Your task: Go through the listing below and list every line with "между".
★ ★ ★ ★
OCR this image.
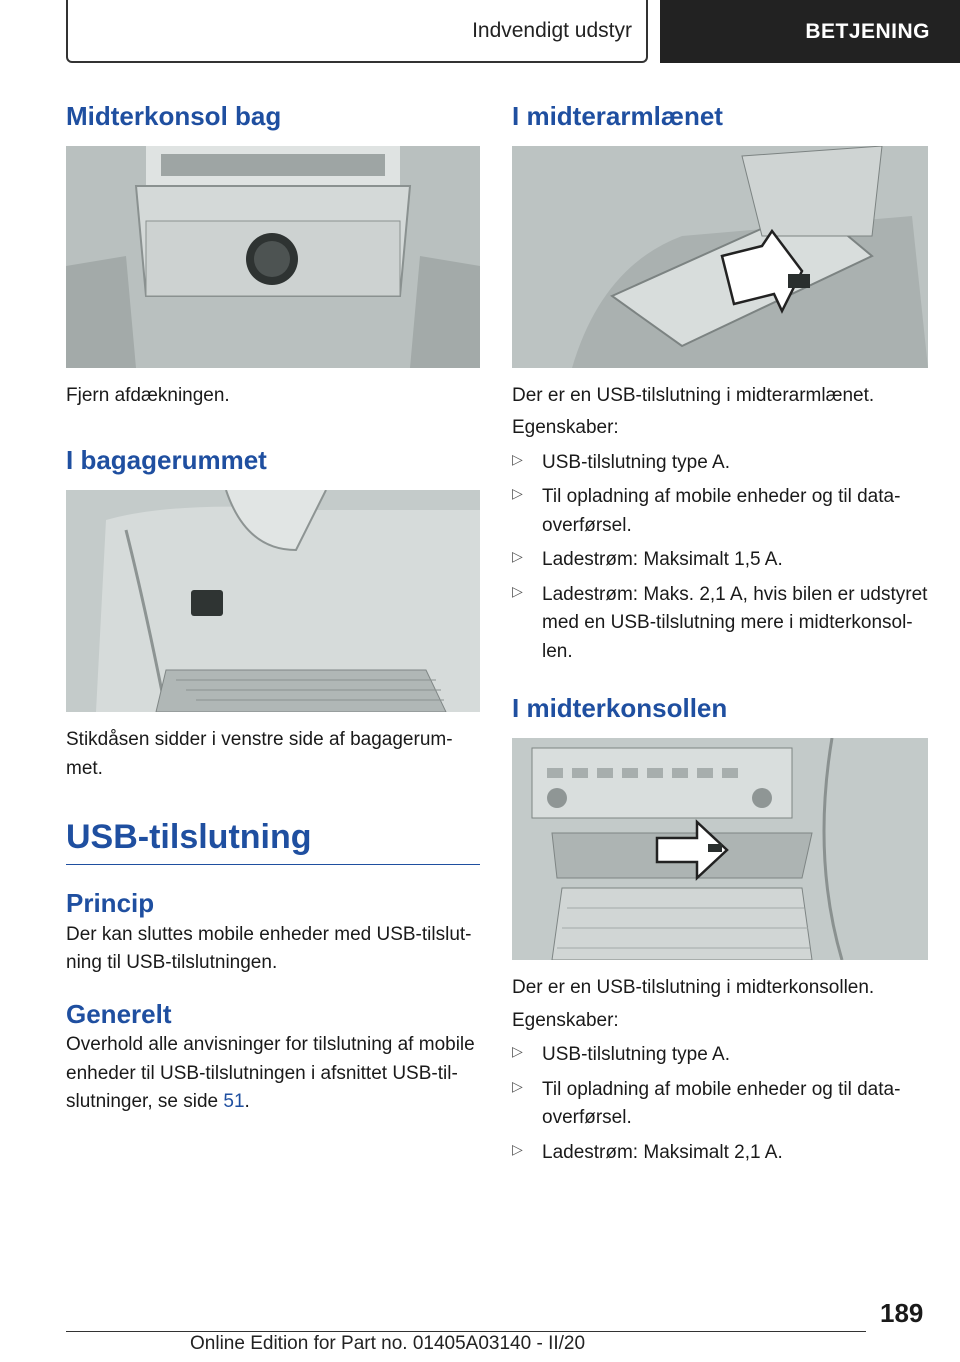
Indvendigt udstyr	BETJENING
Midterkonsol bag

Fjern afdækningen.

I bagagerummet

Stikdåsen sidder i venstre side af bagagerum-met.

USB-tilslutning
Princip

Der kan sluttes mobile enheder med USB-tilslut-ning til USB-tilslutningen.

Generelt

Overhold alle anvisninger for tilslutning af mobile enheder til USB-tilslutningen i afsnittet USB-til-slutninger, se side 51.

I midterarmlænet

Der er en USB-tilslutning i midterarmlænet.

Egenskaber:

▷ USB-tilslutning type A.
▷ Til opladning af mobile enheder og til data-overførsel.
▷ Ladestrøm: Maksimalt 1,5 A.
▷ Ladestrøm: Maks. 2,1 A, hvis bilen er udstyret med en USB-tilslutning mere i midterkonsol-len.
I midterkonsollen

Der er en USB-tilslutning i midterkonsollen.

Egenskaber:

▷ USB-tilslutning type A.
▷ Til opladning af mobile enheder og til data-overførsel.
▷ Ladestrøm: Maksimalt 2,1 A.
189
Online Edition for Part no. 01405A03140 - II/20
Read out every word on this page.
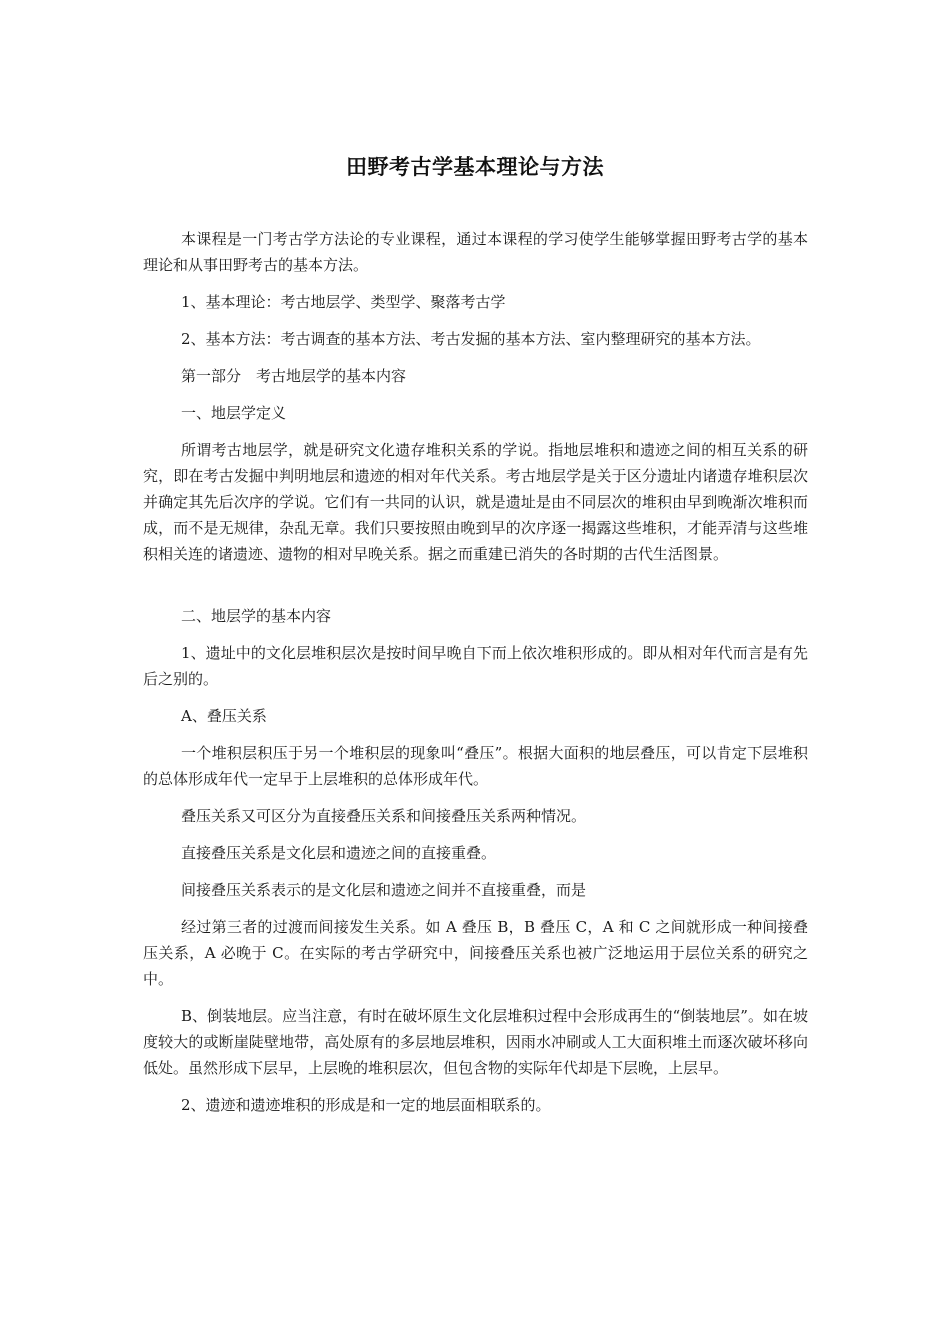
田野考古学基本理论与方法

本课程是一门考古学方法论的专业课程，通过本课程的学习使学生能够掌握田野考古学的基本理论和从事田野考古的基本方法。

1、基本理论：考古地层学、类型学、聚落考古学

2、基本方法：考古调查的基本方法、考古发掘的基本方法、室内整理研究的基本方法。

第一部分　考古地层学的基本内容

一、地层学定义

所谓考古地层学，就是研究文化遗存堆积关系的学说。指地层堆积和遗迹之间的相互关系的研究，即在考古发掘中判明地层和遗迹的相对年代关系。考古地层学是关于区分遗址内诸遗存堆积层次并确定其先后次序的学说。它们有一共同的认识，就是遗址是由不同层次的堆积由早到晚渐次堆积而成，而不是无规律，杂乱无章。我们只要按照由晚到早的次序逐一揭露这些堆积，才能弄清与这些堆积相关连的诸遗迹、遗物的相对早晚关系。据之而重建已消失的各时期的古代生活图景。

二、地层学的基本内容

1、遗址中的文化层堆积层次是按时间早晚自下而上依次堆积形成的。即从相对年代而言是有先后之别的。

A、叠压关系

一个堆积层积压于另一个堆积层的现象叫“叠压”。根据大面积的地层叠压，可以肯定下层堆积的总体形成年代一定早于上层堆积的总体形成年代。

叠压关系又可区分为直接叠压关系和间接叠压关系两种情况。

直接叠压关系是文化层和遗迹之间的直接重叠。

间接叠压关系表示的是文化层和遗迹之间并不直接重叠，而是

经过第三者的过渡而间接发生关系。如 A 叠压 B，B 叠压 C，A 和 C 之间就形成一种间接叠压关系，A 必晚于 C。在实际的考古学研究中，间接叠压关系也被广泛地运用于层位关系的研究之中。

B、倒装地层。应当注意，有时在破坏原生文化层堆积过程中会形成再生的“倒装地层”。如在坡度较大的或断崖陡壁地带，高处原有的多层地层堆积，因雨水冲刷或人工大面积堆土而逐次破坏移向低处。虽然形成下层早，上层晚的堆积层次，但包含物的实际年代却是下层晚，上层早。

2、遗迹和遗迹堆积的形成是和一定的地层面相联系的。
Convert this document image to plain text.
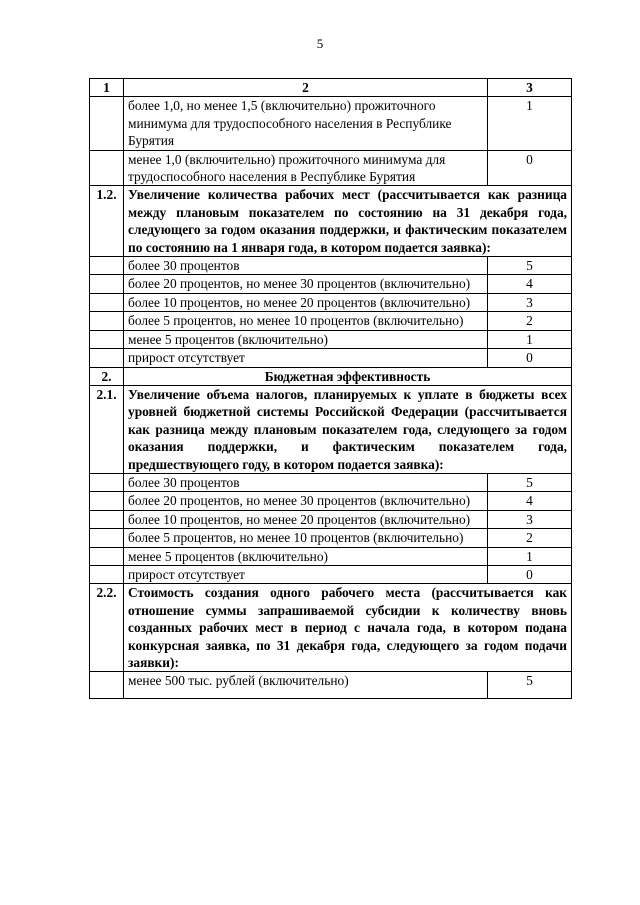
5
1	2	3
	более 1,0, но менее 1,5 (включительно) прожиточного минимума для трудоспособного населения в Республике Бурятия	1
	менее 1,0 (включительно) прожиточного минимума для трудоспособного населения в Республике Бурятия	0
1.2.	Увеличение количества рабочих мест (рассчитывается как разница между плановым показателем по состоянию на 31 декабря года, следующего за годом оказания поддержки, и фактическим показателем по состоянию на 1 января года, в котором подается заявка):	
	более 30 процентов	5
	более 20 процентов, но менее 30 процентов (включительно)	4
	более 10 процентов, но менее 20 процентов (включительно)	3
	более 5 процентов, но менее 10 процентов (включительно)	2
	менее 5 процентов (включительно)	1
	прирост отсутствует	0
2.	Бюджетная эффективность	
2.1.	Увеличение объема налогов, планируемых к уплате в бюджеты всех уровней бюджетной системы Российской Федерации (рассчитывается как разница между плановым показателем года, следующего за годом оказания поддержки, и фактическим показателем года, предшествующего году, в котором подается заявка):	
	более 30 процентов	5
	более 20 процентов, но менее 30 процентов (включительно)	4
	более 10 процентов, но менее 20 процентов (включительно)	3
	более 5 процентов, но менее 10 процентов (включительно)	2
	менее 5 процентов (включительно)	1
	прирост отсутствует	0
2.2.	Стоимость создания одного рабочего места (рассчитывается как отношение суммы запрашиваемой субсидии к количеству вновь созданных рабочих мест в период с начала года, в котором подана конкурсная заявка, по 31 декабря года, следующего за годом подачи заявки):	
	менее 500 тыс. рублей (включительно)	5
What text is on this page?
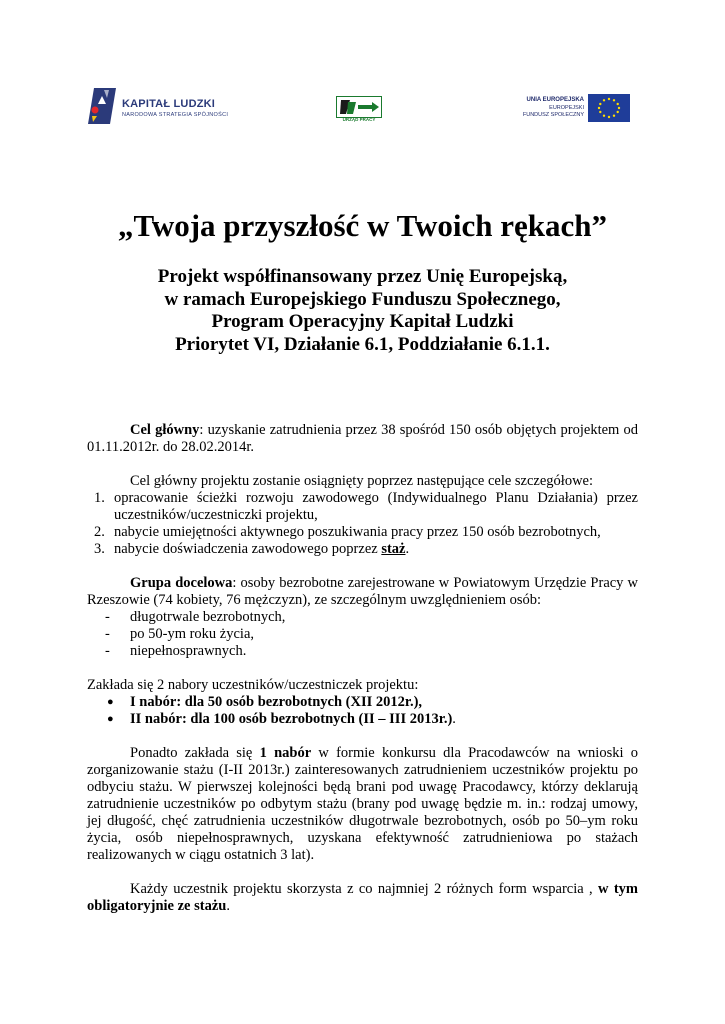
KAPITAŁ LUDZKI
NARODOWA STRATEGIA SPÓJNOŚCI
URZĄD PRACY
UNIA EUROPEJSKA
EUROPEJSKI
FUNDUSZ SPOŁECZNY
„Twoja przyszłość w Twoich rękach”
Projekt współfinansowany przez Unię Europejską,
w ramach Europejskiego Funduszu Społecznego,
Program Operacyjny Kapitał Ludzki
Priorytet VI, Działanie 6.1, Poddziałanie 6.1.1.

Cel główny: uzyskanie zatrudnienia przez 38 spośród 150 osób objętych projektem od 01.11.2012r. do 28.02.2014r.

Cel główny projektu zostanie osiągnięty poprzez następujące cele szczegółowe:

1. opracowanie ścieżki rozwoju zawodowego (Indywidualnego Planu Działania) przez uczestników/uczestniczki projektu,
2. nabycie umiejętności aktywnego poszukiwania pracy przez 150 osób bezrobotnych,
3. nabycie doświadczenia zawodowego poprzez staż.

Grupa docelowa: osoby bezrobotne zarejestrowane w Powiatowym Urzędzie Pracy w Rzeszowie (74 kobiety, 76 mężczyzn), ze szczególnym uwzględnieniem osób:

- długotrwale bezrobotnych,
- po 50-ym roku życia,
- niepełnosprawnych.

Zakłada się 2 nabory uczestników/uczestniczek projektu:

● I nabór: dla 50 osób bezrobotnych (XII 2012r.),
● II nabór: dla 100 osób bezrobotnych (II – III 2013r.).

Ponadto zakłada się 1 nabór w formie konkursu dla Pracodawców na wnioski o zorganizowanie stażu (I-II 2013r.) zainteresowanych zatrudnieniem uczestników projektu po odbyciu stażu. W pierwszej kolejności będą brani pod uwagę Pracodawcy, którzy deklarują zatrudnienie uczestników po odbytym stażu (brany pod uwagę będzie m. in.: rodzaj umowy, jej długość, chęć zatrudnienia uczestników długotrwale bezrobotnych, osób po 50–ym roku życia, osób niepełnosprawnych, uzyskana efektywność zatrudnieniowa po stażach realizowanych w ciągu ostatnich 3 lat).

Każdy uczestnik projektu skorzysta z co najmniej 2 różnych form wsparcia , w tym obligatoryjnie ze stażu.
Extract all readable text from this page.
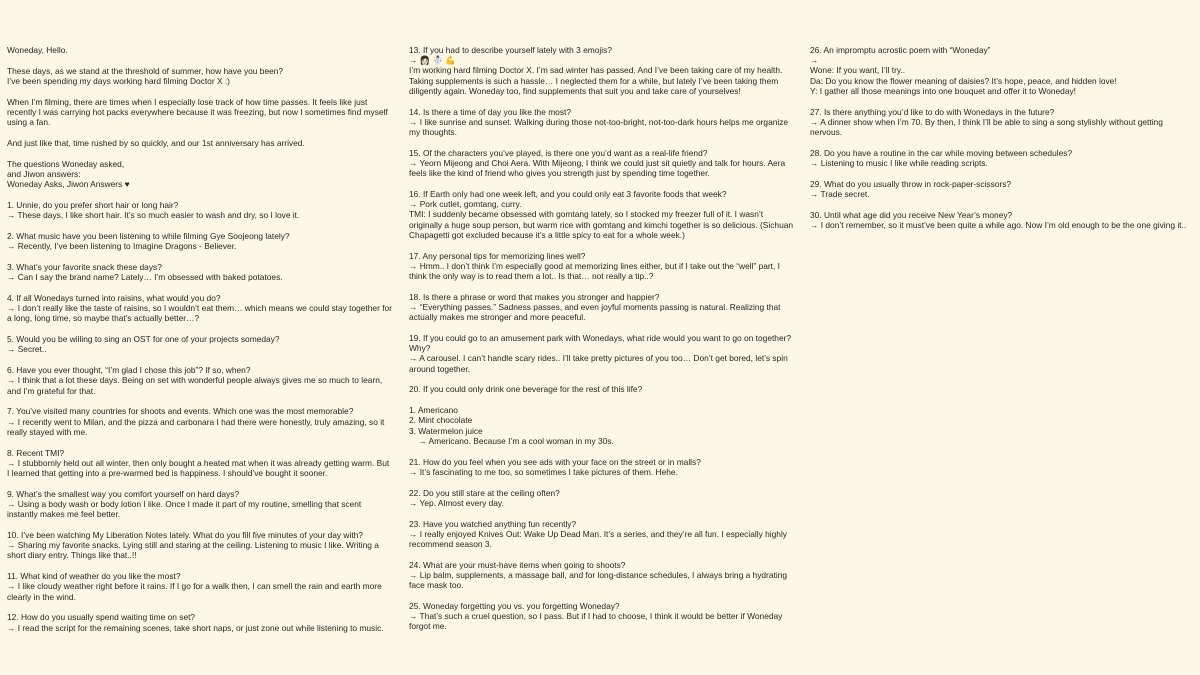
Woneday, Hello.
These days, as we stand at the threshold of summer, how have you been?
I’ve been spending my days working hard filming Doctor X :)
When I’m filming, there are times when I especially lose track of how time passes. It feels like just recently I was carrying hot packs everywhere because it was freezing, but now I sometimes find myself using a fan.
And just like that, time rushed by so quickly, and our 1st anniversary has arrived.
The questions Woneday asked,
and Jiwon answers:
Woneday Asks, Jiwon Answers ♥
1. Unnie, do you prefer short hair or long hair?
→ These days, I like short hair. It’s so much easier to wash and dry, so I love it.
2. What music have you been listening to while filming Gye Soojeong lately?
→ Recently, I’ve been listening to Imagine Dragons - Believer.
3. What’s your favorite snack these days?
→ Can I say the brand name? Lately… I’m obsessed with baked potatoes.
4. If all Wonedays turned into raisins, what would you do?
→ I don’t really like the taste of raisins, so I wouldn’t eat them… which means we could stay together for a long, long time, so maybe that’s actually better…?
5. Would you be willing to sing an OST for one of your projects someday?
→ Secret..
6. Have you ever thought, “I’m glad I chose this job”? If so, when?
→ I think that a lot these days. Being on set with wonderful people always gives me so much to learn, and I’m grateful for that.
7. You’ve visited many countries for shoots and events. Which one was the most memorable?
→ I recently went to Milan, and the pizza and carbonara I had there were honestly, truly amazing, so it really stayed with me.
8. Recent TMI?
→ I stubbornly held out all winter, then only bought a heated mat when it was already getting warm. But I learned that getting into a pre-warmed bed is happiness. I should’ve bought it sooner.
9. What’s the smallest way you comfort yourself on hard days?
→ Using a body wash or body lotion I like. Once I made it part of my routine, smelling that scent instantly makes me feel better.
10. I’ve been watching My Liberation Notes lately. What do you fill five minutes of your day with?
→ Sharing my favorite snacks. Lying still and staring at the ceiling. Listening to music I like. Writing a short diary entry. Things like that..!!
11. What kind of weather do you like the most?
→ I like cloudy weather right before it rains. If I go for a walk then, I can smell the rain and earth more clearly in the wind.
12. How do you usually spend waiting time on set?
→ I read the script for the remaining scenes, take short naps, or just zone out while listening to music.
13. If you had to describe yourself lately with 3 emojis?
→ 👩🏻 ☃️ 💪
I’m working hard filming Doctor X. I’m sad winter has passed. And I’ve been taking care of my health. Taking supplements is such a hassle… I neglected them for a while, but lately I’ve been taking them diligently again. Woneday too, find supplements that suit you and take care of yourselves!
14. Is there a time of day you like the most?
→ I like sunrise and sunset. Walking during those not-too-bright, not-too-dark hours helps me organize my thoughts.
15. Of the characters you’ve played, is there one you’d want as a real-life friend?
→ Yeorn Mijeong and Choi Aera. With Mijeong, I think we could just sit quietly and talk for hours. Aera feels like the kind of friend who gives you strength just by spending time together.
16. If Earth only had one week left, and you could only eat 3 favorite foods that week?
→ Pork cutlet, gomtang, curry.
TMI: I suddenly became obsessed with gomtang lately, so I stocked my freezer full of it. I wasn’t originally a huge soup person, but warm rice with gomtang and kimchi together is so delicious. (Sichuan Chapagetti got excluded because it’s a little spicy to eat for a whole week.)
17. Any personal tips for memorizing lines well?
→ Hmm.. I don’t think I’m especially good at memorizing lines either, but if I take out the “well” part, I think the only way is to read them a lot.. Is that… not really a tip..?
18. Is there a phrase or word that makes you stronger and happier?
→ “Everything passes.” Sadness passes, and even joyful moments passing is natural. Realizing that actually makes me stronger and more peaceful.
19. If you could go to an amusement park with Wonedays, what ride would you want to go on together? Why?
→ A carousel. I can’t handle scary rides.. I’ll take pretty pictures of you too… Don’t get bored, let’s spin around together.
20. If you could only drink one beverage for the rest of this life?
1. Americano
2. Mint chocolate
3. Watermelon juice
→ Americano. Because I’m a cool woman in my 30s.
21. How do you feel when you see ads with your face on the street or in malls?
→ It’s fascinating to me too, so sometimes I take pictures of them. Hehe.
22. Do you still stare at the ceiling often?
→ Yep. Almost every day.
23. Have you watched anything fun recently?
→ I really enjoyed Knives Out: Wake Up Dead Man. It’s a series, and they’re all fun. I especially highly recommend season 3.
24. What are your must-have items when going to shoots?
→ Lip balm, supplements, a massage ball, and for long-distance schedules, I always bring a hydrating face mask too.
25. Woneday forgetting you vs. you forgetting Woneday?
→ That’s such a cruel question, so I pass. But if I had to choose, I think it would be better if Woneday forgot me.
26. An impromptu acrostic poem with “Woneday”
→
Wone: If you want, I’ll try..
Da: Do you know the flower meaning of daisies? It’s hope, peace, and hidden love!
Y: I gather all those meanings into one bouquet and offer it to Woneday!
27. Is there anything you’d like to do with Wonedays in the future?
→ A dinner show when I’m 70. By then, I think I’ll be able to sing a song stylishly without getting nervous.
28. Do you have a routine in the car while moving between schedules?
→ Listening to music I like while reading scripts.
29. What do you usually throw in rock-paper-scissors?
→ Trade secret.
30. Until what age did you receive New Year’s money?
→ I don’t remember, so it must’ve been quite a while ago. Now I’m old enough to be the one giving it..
★ ★ ★ ★
Worked answer:
1.2.	Увеличение количества рабочих мест (рассчитывается как разница между плановым показателем по состоянию на 31 декабря года, следующего за годом оказания поддержки, и фактическим показателем по состоянию на 1 января года, в котором подается заявка):	
2.1.	Увеличение объема налогов, планируемых к уплате в бюджеты всех уровней бюджетной системы Российской Федерации (рассчитывается как разница между плановым показателем года, следующего за годом оказания поддержки, и фактическим показателем года, предшествующего году, в котором подается заявка):	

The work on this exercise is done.